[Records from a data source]
_ _ _

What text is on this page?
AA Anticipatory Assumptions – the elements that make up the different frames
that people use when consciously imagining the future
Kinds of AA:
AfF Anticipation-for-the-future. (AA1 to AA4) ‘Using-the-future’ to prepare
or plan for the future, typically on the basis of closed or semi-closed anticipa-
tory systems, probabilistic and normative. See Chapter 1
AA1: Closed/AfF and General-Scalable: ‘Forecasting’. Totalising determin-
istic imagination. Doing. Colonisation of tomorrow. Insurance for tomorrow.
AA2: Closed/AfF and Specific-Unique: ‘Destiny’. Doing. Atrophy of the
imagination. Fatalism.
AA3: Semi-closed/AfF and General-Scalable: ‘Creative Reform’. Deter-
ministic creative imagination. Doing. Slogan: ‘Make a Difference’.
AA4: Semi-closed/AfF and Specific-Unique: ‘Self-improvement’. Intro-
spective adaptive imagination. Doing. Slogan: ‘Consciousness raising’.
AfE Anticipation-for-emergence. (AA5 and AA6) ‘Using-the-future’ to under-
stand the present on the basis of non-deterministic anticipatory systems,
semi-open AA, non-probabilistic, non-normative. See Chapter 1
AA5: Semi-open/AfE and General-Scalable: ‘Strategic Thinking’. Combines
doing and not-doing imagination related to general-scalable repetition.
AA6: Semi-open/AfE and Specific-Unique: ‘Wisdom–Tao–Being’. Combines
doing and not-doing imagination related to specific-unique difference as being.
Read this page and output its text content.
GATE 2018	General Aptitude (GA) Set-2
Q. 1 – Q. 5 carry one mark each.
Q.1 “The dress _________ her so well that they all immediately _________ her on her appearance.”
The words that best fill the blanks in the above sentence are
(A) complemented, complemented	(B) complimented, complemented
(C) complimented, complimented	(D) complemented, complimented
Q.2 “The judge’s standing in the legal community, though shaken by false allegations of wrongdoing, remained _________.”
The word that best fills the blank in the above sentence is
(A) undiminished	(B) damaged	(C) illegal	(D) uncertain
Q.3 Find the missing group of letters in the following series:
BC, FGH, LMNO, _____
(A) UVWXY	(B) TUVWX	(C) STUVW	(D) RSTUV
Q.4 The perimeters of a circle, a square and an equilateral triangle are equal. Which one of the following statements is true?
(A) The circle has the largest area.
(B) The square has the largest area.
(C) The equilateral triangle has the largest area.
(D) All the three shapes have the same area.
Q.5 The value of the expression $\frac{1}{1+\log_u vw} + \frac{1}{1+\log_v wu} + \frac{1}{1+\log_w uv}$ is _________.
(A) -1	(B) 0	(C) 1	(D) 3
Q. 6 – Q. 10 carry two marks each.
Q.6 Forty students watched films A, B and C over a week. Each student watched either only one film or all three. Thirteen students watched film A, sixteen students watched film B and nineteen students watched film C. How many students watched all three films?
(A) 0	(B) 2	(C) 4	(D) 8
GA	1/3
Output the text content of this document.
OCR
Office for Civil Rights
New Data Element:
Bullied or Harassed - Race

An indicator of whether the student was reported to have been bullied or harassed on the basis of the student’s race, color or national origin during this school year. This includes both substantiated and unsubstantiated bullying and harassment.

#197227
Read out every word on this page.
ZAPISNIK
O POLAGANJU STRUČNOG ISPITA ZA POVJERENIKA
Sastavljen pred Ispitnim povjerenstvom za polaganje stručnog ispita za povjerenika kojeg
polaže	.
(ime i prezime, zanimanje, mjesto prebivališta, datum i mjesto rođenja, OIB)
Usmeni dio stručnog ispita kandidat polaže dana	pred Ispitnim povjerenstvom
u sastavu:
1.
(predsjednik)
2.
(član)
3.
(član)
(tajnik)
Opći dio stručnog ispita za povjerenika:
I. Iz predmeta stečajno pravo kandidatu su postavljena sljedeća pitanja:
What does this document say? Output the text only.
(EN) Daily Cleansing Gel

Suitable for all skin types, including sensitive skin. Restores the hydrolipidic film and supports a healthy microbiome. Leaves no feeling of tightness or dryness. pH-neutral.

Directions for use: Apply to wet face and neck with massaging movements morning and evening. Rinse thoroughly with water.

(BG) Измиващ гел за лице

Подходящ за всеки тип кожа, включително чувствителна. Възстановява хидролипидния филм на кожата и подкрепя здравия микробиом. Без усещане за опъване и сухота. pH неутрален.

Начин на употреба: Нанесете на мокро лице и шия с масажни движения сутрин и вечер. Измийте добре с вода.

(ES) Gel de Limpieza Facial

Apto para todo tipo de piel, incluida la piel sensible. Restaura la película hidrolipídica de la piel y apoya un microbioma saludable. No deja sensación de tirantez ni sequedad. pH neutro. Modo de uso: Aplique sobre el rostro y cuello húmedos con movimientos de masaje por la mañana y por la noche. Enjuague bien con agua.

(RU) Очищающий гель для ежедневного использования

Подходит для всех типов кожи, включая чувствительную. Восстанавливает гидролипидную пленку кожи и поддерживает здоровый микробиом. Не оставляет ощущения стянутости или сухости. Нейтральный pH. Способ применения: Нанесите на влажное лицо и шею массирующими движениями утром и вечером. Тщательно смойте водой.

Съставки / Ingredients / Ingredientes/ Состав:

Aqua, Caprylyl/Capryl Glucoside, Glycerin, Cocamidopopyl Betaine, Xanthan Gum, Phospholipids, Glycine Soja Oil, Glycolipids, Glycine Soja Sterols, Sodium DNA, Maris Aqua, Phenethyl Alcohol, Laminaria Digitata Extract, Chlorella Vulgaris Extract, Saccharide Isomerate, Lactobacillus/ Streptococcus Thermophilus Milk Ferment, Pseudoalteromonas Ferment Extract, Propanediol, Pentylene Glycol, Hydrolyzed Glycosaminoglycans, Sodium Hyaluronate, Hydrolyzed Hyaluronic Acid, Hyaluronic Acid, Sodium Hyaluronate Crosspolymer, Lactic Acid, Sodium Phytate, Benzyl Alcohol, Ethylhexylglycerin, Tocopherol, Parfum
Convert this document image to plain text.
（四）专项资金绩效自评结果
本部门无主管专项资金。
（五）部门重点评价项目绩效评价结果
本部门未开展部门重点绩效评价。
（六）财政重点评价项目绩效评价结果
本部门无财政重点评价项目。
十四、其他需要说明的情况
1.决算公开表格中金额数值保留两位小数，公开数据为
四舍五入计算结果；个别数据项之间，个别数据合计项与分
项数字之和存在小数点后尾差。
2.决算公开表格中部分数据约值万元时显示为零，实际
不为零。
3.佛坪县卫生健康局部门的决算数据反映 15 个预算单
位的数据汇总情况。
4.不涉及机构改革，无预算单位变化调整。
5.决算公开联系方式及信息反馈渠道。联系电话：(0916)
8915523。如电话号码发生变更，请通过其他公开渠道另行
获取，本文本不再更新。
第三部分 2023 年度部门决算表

_ _ _

_Problem statement_
Extract all lines as given.

_Reply_
What text is on this page?
AA Anticipatory Assumptions – the elements that make up the different frames
that people use when consciously imagining the future
Kinds of AA:
AfF Anticipation-for-the-future. (AA1 to AA4) ‘Using-the-future’ to prepare
or plan for the future, typically on the basis of closed or semi-closed anticipa-
tory systems, probabilistic and normative. See Chapter 1
AA1: Closed/AfF and General-Scalable: ‘Forecasting’. Totalising determin-
istic imagination. Doing. Colonisation of tomorrow. Insurance for tomorrow.
AA2: Closed/AfF and Specific-Unique: ‘Destiny’. Doing. Atrophy of the
imagination. Fatalism.
AA3: Semi-closed/AfF and General-Scalable: ‘Creative Reform’. Deter-
ministic creative imagination. Doing. Slogan: ‘Make a Difference’.
AA4: Semi-closed/AfF and Specific-Unique: ‘Self-improvement’. Intro-
spective adaptive imagination. Doing. Slogan: ‘Consciousness raising’.
AfE Anticipation-for-emergence. (AA5 and AA6) ‘Using-the-future’ to under-
stand the present on the basis of non-deterministic anticipatory systems,
semi-open AA, non-probabilistic, non-normative. See Chapter 1
AA5: Semi-open/AfE and General-Scalable: ‘Strategic Thinking’. Combines
doing and not-doing imagination related to general-scalable repetition.
AA6: Semi-open/AfE and Specific-Unique: ‘Wisdom–Tao–Being’. Combines
doing and not-doing imagination related to specific-unique difference as being.
Read this page and output its text content.
GATE 2018	General Aptitude (GA) Set-2
Q. 1 – Q. 5 carry one mark each.
Q.1 “The dress _________ her so well that they all immediately _________ her on her appearance.”
The words that best fill the blanks in the above sentence are
(A) complemented, complemented	(B) complimented, complemented
(C) complimented, complimented	(D) complemented, complimented
Q.2 “The judge’s standing in the legal community, though shaken by false allegations of wrongdoing, remained _________.”
The word that best fills the blank in the above sentence is
(A) undiminished	(B) damaged	(C) illegal	(D) uncertain
Q.3 Find the missing group of letters in the following series:
BC, FGH, LMNO, _____
(A) UVWXY	(B) TUVWX	(C) STUVW	(D) RSTUV
Q.4 The perimeters of a circle, a square and an equilateral triangle are equal. Which one of the following statements is true?
(A) The circle has the largest area.
(B) The square has the largest area.
(C) The equilateral triangle has the largest area.
(D) All the three shapes have the same area.
Q.5 The value of the expression $\frac{1}{1+\log_u vw} + \frac{1}{1+\log_v wu} + \frac{1}{1+\log_w uv}$ is _________.
(A) -1	(B) 0	(C) 1	(D) 3
Q. 6 – Q. 10 carry two marks each.
Q.6 Forty students watched films A, B and C over a week. Each student watched either only one film or all three. Thirteen students watched film A, sixteen students watched film B and nineteen students watched film C. How many students watched all three films?
(A) 0	(B) 2	(C) 4	(D) 8
GA	1/3
Output the text content of this document.
OCR
Office for Civil Rights
New Data Element:
Bullied or Harassed - Race

An indicator of whether the student was reported to have been bullied or harassed on the basis of the student’s race, color or national origin during this school year. This includes both substantiated and unsubstantiated bullying and harassment.

#197227
Read out every word on this page.
ZAPISNIK
O POLAGANJU STRUČNOG ISPITA ZA POVJERENIKA
Sastavljen pred Ispitnim povjerenstvom za polaganje stručnog ispita za povjerenika kojeg
polaže	.
(ime i prezime, zanimanje, mjesto prebivališta, datum i mjesto rođenja, OIB)
Usmeni dio stručnog ispita kandidat polaže dana	pred Ispitnim povjerenstvom
u sastavu:
1.
(predsjednik)
2.
(član)
3.
(član)
(tajnik)
Opći dio stručnog ispita za povjerenika:
I. Iz predmeta stečajno pravo kandidatu su postavljena sljedeća pitanja:
What does this document say? Output the text only.
(EN) Daily Cleansing Gel

Suitable for all skin types, including sensitive skin. Restores the hydrolipidic film and supports a healthy microbiome. Leaves no feeling of tightness or dryness. pH-neutral.

Directions for use: Apply to wet face and neck with massaging movements morning and evening. Rinse thoroughly with water.

(BG) Измиващ гел за лице

Подходящ за всеки тип кожа, включително чувствителна. Възстановява хидролипидния филм на кожата и подкрепя здравия микробиом. Без усещане за опъване и сухота. pH неутрален.

Начин на употреба: Нанесете на мокро лице и шия с масажни движения сутрин и вечер. Измийте добре с вода.

(ES) Gel de Limpieza Facial

Apto para todo tipo de piel, incluida la piel sensible. Restaura la película hidrolipídica de la piel y apoya un microbioma saludable. No deja sensación de tirantez ni sequedad. pH neutro. Modo de uso: Aplique sobre el rostro y cuello húmedos con movimientos de masaje por la mañana y por la noche. Enjuague bien con agua.

(RU) Очищающий гель для ежедневного использования

Подходит для всех типов кожи, включая чувствительную. Восстанавливает гидролипидную пленку кожи и поддерживает здоровый микробиом. Не оставляет ощущения стянутости или сухости. Нейтральный pH. Способ применения: Нанесите на влажное лицо и шею массирующими движениями утром и вечером. Тщательно смойте водой.

Съставки / Ingredients / Ingredientes/ Состав:

Aqua, Caprylyl/Capryl Glucoside, Glycerin, Cocamidopopyl Betaine, Xanthan Gum, Phospholipids, Glycine Soja Oil, Glycolipids, Glycine Soja Sterols, Sodium DNA, Maris Aqua, Phenethyl Alcohol, Laminaria Digitata Extract, Chlorella Vulgaris Extract, Saccharide Isomerate, Lactobacillus/ Streptococcus Thermophilus Milk Ferment, Pseudoalteromonas Ferment Extract, Propanediol, Pentylene Glycol, Hydrolyzed Glycosaminoglycans, Sodium Hyaluronate, Hydrolyzed Hyaluronic Acid, Hyaluronic Acid, Sodium Hyaluronate Crosspolymer, Lactic Acid, Sodium Phytate, Benzyl Alcohol, Ethylhexylglycerin, Tocopherol, Parfum
Convert this document image to plain text.
（四）专项资金绩效自评结果
本部门无主管专项资金。
（五）部门重点评价项目绩效评价结果
本部门未开展部门重点绩效评价。
（六）财政重点评价项目绩效评价结果
本部门无财政重点评价项目。
十四、其他需要说明的情况
1.决算公开表格中金额数值保留两位小数，公开数据为
四舍五入计算结果；个别数据项之间，个别数据合计项与分
项数字之和存在小数点后尾差。
2.决算公开表格中部分数据约值万元时显示为零，实际
不为零。
3.佛坪县卫生健康局部门的决算数据反映 15 个预算单
位的数据汇总情况。
4.不涉及机构改革，无预算单位变化调整。
5.决算公开联系方式及信息反馈渠道。联系电话：(0916)
8915523。如电话号码发生变更，请通过其他公开渠道另行
获取，本文本不再更新。
第三部分 2023 年度部门决算表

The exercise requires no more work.